From the entries below, gather every line containing the string "name".

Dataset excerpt
[start]

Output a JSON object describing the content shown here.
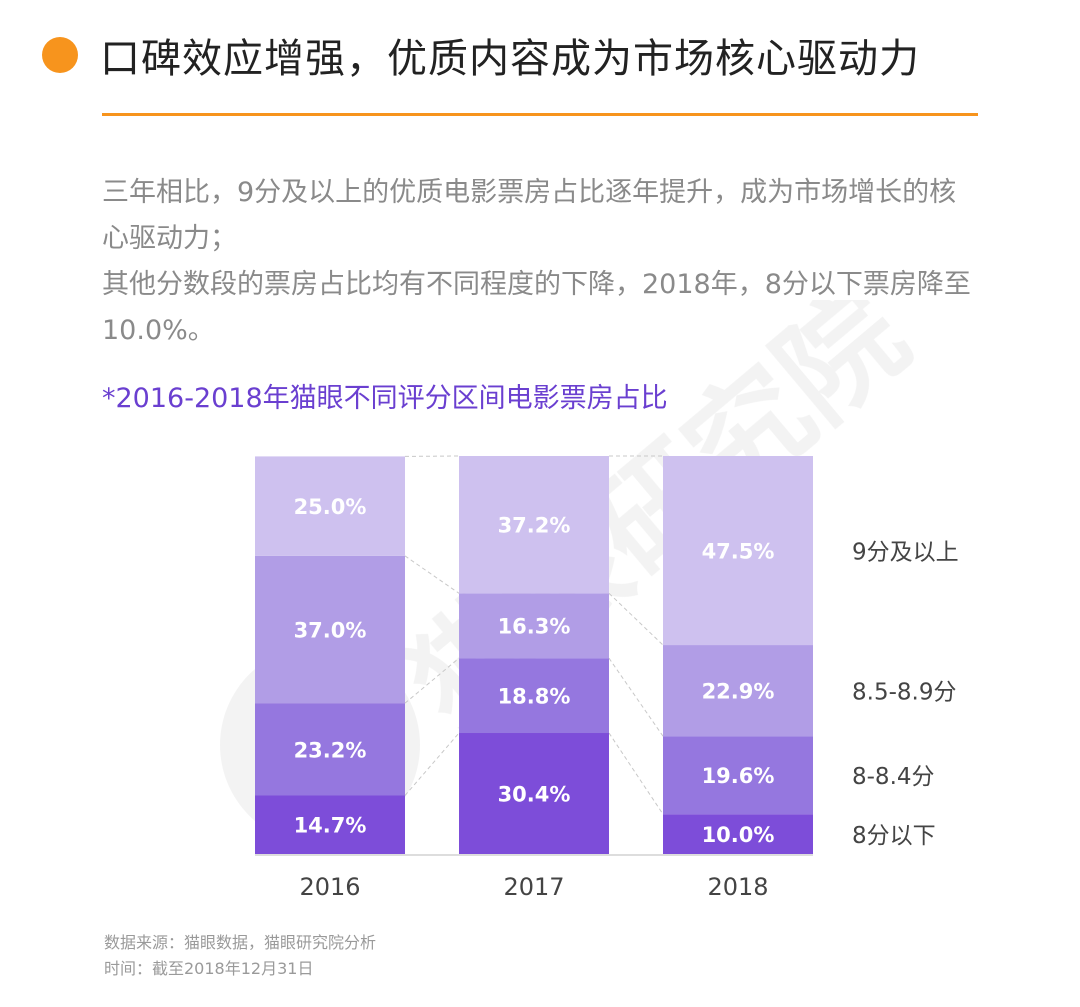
{
  "header": {
    "title": "口碑效应增强，优质内容成为市场核心驱动力"
  },
  "description": {
    "line1": "三年相比，9分及以上的优质电影票房占比逐年提升，成为市场增长的核心驱动力；",
    "line2": "其他分数段的票房占比均有不同程度的下降，2018年，8分以下票房降至10.0%。"
  },
  "subtitle": "*2016-2018年猫眼不同评分区间电影票房占比",
  "watermark": {
    "text": "猫眼研究院"
  },
  "colors": {
    "accent": "#f7941d",
    "subtitle": "#6a3fd0",
    "seg_9_plus": "#cec1ef",
    "seg_85_89": "#b19de6",
    "seg_8_84": "#9577df",
    "seg_below_8": "#7d4dd9"
  },
  "chart_data": {
    "type": "bar",
    "stacked": true,
    "percent": true,
    "categories": [
      "2016",
      "2017",
      "2018"
    ],
    "series": [
      {
        "name": "8分以下",
        "values": [
          14.7,
          30.4,
          10.0
        ],
        "labels": [
          "14.7%",
          "30.4%",
          "10.0%"
        ]
      },
      {
        "name": "8-8.4分",
        "values": [
          23.2,
          18.8,
          19.6
        ],
        "labels": [
          "23.2%",
          "18.8%",
          "19.6%"
        ]
      },
      {
        "name": "8.5-8.9分",
        "values": [
          37.0,
          16.3,
          22.9
        ],
        "labels": [
          "37.0%",
          "16.3%",
          "22.9%"
        ]
      },
      {
        "name": "9分及以上",
        "values": [
          25.0,
          37.2,
          47.5
        ],
        "labels": [
          "25.0%",
          "37.2%",
          "47.5%"
        ]
      }
    ],
    "legend": [
      "9分及以上",
      "8.5-8.9分",
      "8-8.4分",
      "8分以下"
    ],
    "ylim": [
      0,
      100
    ],
    "title": "*2016-2018年猫眼不同评分区间电影票房占比"
  },
  "footer": {
    "source": "数据来源：猫眼数据，猫眼研究院分析",
    "time": "时间：截至2018年12月31日"
  }
}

[end]

**Task result:**
        "name": "8分以下",
        "name": "8-8.4分",
        "name": "8.5-8.9分",
        "name": "9分及以上",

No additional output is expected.